• [Task to carry out]: Each line containing the word "name" should be found and copied.

## start Recorded data

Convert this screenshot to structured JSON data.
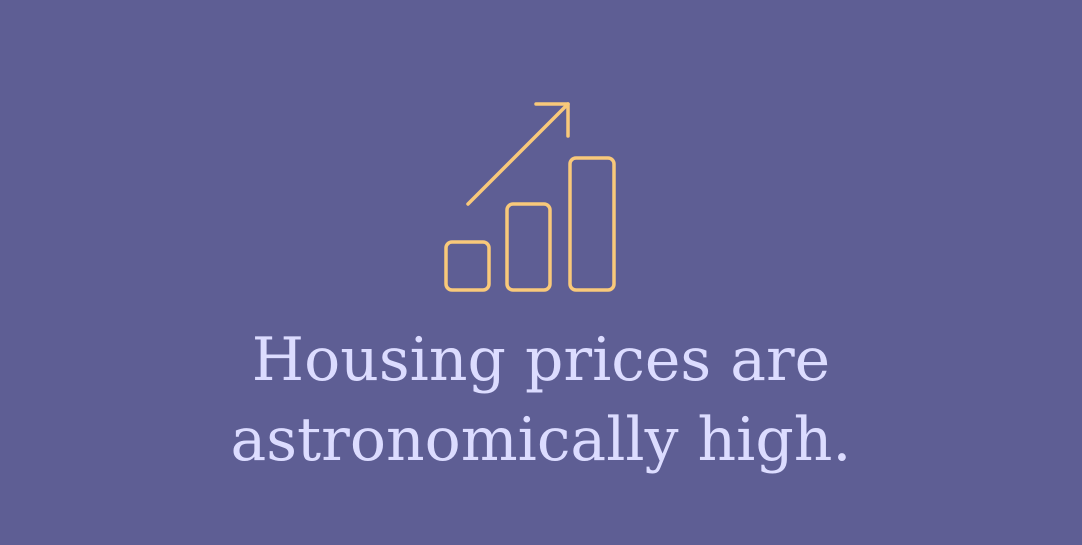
{
  "icon": "bar-chart-growth-icon",
  "colors": {
    "background": "#5e5e94",
    "icon_stroke": "#f9c97a",
    "text": "#dcdcff"
  },
  "headline": {
    "line1": "Housing prices are",
    "line2": "astronomically high."
  }
}
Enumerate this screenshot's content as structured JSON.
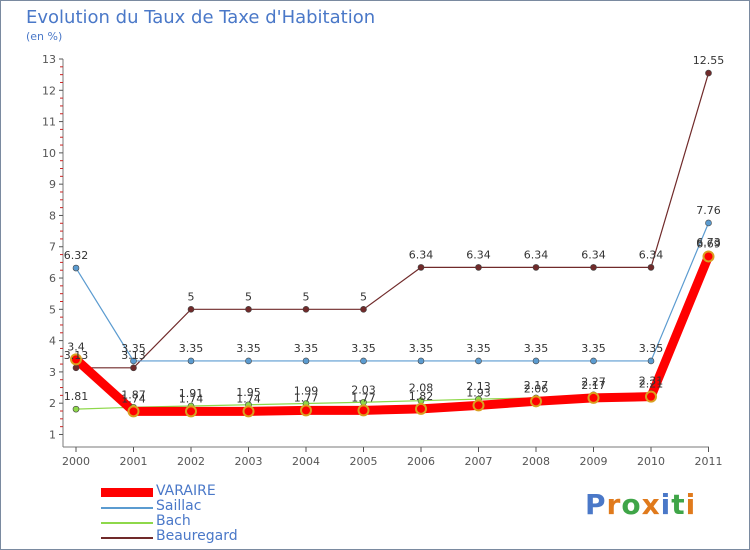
{
  "chart_data": {
    "type": "line",
    "title": "Evolution du Taux de Taxe d'Habitation",
    "subtitle": "(en %)",
    "categories": [
      "2000",
      "2001",
      "2002",
      "2003",
      "2004",
      "2005",
      "2006",
      "2007",
      "2008",
      "2009",
      "2010",
      "2011"
    ],
    "ylim": [
      0.6,
      13
    ],
    "yticks": [
      1,
      2,
      3,
      4,
      5,
      6,
      7,
      8,
      9,
      10,
      11,
      12,
      13
    ],
    "series": [
      {
        "name": "Beauregard",
        "color": "#702a2a",
        "width": 1,
        "values": [
          3.13,
          3.13,
          5,
          5,
          5,
          5,
          6.34,
          6.34,
          6.34,
          6.34,
          6.34,
          12.55
        ],
        "labels": [
          "3.13",
          "3.13",
          "5",
          "5",
          "5",
          "5",
          "6.34",
          "6.34",
          "6.34",
          "6.34",
          "6.34",
          "12.55"
        ]
      },
      {
        "name": "Saillac",
        "color": "#5b9bd0",
        "width": 1,
        "values": [
          6.32,
          3.35,
          3.35,
          3.35,
          3.35,
          3.35,
          3.35,
          3.35,
          3.35,
          3.35,
          3.35,
          7.76
        ],
        "labels": [
          "6.32",
          "3.35",
          "3.35",
          "3.35",
          "3.35",
          "3.35",
          "3.35",
          "3.35",
          "3.35",
          "3.35",
          "3.35",
          "7.76"
        ]
      },
      {
        "name": "Bach",
        "color": "#8ed84a",
        "width": 1,
        "values": [
          1.81,
          1.87,
          1.91,
          1.95,
          1.99,
          2.03,
          2.08,
          2.13,
          2.17,
          2.27,
          2.31,
          6.73
        ],
        "labels": [
          "1.81",
          "1.87",
          "1.91",
          "1.95",
          "1.99",
          "2.03",
          "2.08",
          "2.13",
          "2.17",
          "2.27",
          "2.31",
          "6.73"
        ]
      },
      {
        "name": "VARAIRE",
        "color": "#ff0000",
        "width": 9,
        "values": [
          3.4,
          1.74,
          1.74,
          1.74,
          1.77,
          1.77,
          1.82,
          1.93,
          2.06,
          2.17,
          2.21,
          6.69
        ],
        "labels": [
          "3.4",
          "1.74",
          "1.74",
          "1.74",
          "1.77",
          "1.77",
          "1.82",
          "1.93",
          "2.06",
          "2.17",
          "2.21",
          "6.69"
        ]
      }
    ],
    "legend": [
      "VARAIRE",
      "Saillac",
      "Bach",
      "Beauregard"
    ],
    "legend_position": "bottom-left",
    "grid": false
  },
  "legend_items": [
    {
      "name": "VARAIRE",
      "color": "#ff0000"
    },
    {
      "name": "Saillac",
      "color": "#5b9bd0"
    },
    {
      "name": "Bach",
      "color": "#8ed84a"
    },
    {
      "name": "Beauregard",
      "color": "#702a2a"
    }
  ],
  "logo": {
    "letters": [
      "P",
      "r",
      "o",
      "x",
      "i",
      "t",
      "i"
    ],
    "colors": [
      "#4a78c8",
      "#e07a1c",
      "#3fa548",
      "#e07a1c",
      "#4a78c8",
      "#3fa548",
      "#e07a1c"
    ]
  }
}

## end Recorded data

• [Answer for this exercise]:
        "name": "Beauregard",
        "name": "Saillac",
        "name": "Bach",
        "name": "VARAIRE",
      "name": "VARAIRE",
      "name": "Saillac",
      "name": "Bach",
      "name": "Beauregard",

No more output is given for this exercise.